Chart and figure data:
··········
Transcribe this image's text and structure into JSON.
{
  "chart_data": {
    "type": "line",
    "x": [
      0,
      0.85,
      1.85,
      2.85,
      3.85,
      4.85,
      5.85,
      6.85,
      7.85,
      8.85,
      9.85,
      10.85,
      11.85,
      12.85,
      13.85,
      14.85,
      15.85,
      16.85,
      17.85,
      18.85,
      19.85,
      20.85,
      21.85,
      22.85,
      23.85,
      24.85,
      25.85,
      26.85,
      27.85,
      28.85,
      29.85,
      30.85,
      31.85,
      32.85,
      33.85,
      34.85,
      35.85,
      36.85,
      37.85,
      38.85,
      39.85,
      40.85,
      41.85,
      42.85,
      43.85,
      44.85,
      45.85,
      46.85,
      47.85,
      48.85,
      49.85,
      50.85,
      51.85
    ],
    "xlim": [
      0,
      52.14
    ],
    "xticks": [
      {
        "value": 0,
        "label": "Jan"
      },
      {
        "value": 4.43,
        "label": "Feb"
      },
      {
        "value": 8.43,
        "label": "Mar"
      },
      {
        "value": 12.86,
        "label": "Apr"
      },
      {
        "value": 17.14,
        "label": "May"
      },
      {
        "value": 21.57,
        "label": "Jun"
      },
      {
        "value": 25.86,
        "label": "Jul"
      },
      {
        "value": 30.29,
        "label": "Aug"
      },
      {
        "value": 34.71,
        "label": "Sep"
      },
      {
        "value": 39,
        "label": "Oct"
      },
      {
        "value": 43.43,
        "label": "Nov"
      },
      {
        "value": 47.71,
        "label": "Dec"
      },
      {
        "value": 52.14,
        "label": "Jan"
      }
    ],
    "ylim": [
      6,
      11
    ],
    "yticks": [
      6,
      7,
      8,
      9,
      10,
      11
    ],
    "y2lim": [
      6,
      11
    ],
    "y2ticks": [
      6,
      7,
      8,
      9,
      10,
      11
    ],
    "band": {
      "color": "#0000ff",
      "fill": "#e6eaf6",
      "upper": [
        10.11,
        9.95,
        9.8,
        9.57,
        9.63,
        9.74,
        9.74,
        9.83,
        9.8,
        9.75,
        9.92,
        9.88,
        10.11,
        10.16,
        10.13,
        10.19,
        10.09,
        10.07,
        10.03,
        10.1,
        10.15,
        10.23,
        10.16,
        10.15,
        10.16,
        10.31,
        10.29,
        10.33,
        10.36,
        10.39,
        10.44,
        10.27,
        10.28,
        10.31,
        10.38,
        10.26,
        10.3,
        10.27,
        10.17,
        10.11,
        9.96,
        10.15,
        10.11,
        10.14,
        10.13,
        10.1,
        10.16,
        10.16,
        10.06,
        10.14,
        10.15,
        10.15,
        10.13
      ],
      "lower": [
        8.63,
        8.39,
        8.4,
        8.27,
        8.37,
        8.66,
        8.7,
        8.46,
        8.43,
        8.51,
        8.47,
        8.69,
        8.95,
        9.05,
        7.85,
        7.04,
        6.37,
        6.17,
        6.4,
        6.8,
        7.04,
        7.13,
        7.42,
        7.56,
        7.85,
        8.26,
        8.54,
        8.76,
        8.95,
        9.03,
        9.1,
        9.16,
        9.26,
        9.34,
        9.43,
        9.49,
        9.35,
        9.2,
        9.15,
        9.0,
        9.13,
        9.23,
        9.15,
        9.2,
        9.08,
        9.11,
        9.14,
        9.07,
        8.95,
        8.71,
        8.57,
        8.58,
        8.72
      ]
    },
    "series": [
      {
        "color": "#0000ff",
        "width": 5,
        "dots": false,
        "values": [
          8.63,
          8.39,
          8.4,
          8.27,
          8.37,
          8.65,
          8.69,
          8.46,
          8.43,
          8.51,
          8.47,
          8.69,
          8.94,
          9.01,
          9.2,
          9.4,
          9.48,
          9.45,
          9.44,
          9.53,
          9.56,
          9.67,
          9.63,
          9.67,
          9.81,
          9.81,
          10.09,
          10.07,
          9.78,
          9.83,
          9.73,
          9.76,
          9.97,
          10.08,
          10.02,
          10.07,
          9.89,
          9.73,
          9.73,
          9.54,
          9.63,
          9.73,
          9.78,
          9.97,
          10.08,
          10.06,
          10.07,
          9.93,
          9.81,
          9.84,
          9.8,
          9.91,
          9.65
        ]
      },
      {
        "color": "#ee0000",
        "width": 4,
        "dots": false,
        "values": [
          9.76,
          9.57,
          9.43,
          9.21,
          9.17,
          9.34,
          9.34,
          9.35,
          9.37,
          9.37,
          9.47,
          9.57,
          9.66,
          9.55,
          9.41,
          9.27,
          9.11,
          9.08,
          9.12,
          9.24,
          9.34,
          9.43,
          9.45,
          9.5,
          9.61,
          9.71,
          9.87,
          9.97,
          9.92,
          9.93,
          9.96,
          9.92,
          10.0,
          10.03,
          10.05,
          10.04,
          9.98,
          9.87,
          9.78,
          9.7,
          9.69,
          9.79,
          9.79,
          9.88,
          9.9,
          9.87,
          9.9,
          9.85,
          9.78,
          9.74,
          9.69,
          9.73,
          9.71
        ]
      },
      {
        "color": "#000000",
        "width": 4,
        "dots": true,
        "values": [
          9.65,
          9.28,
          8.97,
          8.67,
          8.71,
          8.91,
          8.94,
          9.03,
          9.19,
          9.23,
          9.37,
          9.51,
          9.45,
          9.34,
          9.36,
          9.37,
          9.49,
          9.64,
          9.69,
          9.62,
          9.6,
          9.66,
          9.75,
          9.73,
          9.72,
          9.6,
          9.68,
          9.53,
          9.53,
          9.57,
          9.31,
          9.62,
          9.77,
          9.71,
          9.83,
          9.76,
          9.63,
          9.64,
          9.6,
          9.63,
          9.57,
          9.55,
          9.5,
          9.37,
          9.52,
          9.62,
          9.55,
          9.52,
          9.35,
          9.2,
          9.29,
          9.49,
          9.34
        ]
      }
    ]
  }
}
··········
PROBLEM:
Using the listing above, list every line in which the string "color" occurs.

EXERCISE ANSWER:
      "color": "#0000ff",
        "color": "#0000ff",
        "color": "#ee0000",
        "color": "#000000",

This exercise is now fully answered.